● MATERIAL TO PROCESS:
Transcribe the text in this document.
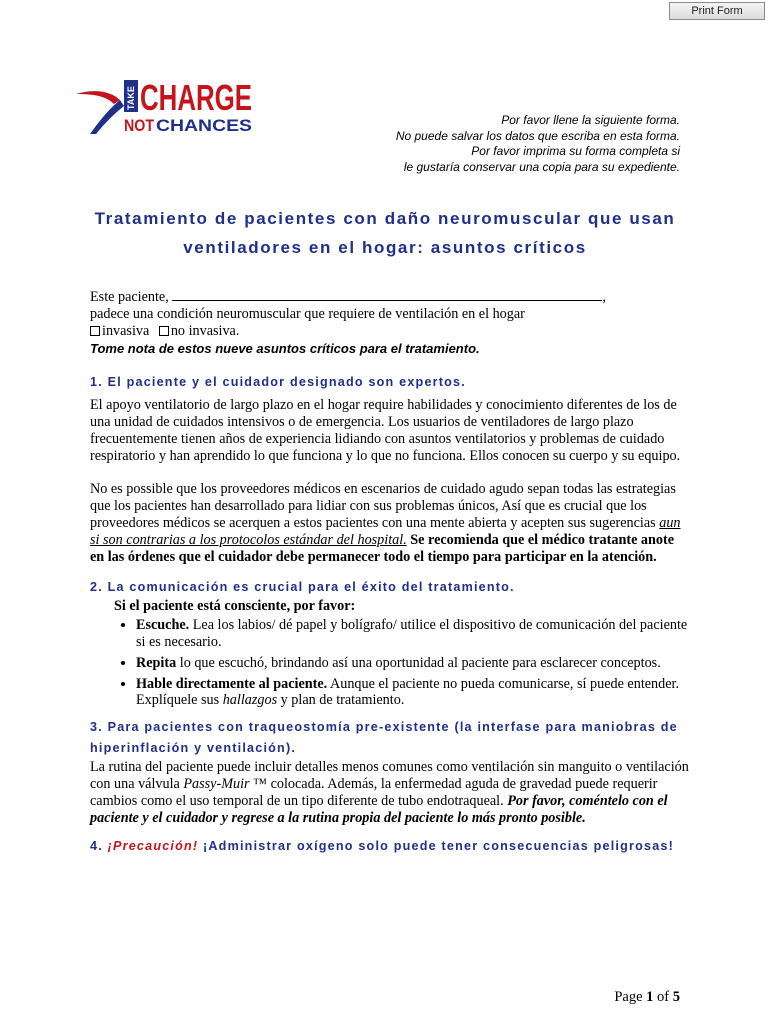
Print Form
TAKE CHARGE
NOT CHANCES	Por favor llene la siguiente forma.
No puede salvar los datos que escriba en esta forma.
Por favor imprima su forma completa si
le gustaría conservar una copia para su expediente.
Tratamiento de pacientes con daño neuromuscular que usan
ventiladores en el hogar: asuntos críticos

Este paciente,	,

padece una condición neuromuscular que requiere de ventilación en el hogar

invasiva no invasiva.

Tome nota de estos nueve asuntos críticos para el tratamiento.

1. El paciente y el cuidador designado son expertos.

El apoyo ventilatorio de largo plazo en el hogar require habilidades y conocimiento diferentes de los de una unidad de cuidados intensivos o de emergencia. Los usuarios de ventiladores de largo plazo frecuentemente tienen años de experiencia lidiando con asuntos ventilatorios y problemas de cuidado respiratorio y han aprendido lo que funciona y lo que no funciona. Ellos conocen su cuerpo y su equipo.

No es possible que los proveedores médicos en escenarios de cuidado agudo sepan todas las estrategias que los pacientes han desarrollado para lidiar con sus problemas únicos, Así que es crucial que los proveedores médicos se acerquen a estos pacientes con una mente abierta y acepten sus sugerencias aun si son contrarias a los protocolos estándar del hospital. Se recomienda que el médico tratante anote en las órdenes que el cuidador debe permanecer todo el tiempo para participar en la atención.

2. La comunicación es crucial para el éxito del tratamiento.

Si el paciente está consciente, por favor:

• Escuche. Lea los labios/ dé papel y bolígrafo/ utilice el dispositivo de comunicación del paciente si es necesario.
• Repita lo que escuchó, brindando así una oportunidad al paciente para esclarecer conceptos.
• Hable directamente al paciente. Aunque el paciente no pueda comunicarse, sí puede entender. Explíquele sus hallazgos y plan de tratamiento.

3. Para pacientes con traqueostomía pre-existente (la interfase para maniobras de hiperinflación y ventilación).

La rutina del paciente puede incluir detalles menos comunes como ventilación sin manguito o ventilación con una válvula Passy-Muir ™ colocada. Además, la enfermedad aguda de gravedad puede requerir cambios como el uso temporal de un tipo diferente de tubo endotraqueal. Por favor, coméntelo con el paciente y el cuidador y regrese a la rutina propia del paciente lo más pronto posible.

4. ¡Precaución! ¡Administrar oxígeno solo puede tener consecuencias peligrosas!

Page 1 of 5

● TASK GOAL: Leave images out of the retyped records; keep all else exact.

● OUTPUT OF THE EXERCISE:
Transcribe the text in this document.
Print Form
TAKE CHARGE
NOT CHANCES	Por favor llene la siguiente forma.
No puede salvar los datos que escriba en esta forma.
Por favor imprima su forma completa si
le gustaría conservar una copia para su expediente.
Tratamiento de pacientes con daño neuromuscular que usan
ventiladores en el hogar: asuntos críticos

Este paciente,	,

padece una condición neuromuscular que requiere de ventilación en el hogar

invasiva no invasiva.

Tome nota de estos nueve asuntos críticos para el tratamiento.

1. El paciente y el cuidador designado son expertos.

El apoyo ventilatorio de largo plazo en el hogar require habilidades y conocimiento diferentes de los de una unidad de cuidados intensivos o de emergencia. Los usuarios de ventiladores de largo plazo frecuentemente tienen años de experiencia lidiando con asuntos ventilatorios y problemas de cuidado respiratorio y han aprendido lo que funciona y lo que no funciona. Ellos conocen su cuerpo y su equipo.

No es possible que los proveedores médicos en escenarios de cuidado agudo sepan todas las estrategias que los pacientes han desarrollado para lidiar con sus problemas únicos, Así que es crucial que los proveedores médicos se acerquen a estos pacientes con una mente abierta y acepten sus sugerencias aun si son contrarias a los protocolos estándar del hospital. Se recomienda que el médico tratante anote en las órdenes que el cuidador debe permanecer todo el tiempo para participar en la atención.

2. La comunicación es crucial para el éxito del tratamiento.

Si el paciente está consciente, por favor:

• Escuche. Lea los labios/ dé papel y bolígrafo/ utilice el dispositivo de comunicación del paciente si es necesario.
• Repita lo que escuchó, brindando así una oportunidad al paciente para esclarecer conceptos.
• Hable directamente al paciente. Aunque el paciente no pueda comunicarse, sí puede entender. Explíquele sus hallazgos y plan de tratamiento.

3. Para pacientes con traqueostomía pre-existente (la interfase para maniobras de hiperinflación y ventilación).

La rutina del paciente puede incluir detalles menos comunes como ventilación sin manguito o ventilación con una válvula Passy-Muir ™ colocada. Además, la enfermedad aguda de gravedad puede requerir cambios como el uso temporal de un tipo diferente de tubo endotraqueal. Por favor, coméntelo con el paciente y el cuidador y regrese a la rutina propia del paciente lo más pronto posible.

4. ¡Precaución! ¡Administrar oxígeno solo puede tener consecuencias peligrosas!

Page 1 of 5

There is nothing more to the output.